→ GIVEN TASK: Extract all lines from the data beneath that include the word "μαρτύρων".

• • • • •

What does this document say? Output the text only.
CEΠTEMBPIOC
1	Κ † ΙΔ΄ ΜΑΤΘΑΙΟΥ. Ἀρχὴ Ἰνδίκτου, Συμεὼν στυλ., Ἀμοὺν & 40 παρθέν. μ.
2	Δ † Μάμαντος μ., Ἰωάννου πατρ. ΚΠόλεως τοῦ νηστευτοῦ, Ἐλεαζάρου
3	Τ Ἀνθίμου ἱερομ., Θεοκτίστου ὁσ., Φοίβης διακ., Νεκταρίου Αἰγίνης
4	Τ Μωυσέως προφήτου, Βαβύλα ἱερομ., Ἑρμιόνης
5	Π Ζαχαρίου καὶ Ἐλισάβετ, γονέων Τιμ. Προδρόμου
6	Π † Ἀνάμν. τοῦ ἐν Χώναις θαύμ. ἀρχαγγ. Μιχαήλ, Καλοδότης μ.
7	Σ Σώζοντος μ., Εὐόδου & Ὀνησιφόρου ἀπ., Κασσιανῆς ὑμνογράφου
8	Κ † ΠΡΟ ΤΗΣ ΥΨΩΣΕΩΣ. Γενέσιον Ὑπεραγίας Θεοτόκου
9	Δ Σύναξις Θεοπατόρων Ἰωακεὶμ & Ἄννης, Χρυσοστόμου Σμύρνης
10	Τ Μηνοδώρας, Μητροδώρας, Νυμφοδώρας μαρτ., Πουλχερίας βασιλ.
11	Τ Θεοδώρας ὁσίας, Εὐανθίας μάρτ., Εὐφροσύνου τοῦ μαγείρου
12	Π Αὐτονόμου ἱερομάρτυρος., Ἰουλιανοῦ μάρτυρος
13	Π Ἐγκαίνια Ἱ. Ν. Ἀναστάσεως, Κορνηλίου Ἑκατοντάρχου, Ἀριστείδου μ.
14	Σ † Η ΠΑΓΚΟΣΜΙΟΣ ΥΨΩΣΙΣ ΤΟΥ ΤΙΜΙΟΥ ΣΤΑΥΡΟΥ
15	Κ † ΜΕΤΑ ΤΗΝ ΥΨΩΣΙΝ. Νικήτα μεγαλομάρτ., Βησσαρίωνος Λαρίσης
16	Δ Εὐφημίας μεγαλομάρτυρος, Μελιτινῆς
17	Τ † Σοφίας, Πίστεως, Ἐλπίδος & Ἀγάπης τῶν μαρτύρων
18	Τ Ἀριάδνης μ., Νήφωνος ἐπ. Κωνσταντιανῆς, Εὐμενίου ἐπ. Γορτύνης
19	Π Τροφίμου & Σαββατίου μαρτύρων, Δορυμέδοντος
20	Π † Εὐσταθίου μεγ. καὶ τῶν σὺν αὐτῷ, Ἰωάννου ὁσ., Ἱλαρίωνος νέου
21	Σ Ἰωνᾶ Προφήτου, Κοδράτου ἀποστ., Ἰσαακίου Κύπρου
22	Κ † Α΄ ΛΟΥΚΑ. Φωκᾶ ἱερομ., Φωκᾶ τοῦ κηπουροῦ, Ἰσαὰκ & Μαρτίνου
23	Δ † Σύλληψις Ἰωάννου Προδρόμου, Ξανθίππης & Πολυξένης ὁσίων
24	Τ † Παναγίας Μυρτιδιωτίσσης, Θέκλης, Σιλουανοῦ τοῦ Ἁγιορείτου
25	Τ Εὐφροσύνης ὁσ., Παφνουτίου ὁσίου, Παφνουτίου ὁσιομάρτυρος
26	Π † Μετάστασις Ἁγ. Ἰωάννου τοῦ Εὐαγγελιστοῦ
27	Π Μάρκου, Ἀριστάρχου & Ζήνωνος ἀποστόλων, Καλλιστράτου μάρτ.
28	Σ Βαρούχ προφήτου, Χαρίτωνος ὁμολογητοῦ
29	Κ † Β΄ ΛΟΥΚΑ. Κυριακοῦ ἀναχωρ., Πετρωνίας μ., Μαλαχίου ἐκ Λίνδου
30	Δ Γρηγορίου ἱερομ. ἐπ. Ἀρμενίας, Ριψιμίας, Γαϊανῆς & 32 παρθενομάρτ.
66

• • • • •

→ ANSWER TO THIS EXERCISE:
17	Τ † Σοφίας, Πίστεως, Ἐλπίδος & Ἀγάπης τῶν μαρτύρων
19	Π Τροφίμου & Σαββατίου μαρτύρων, Δορυμέδοντος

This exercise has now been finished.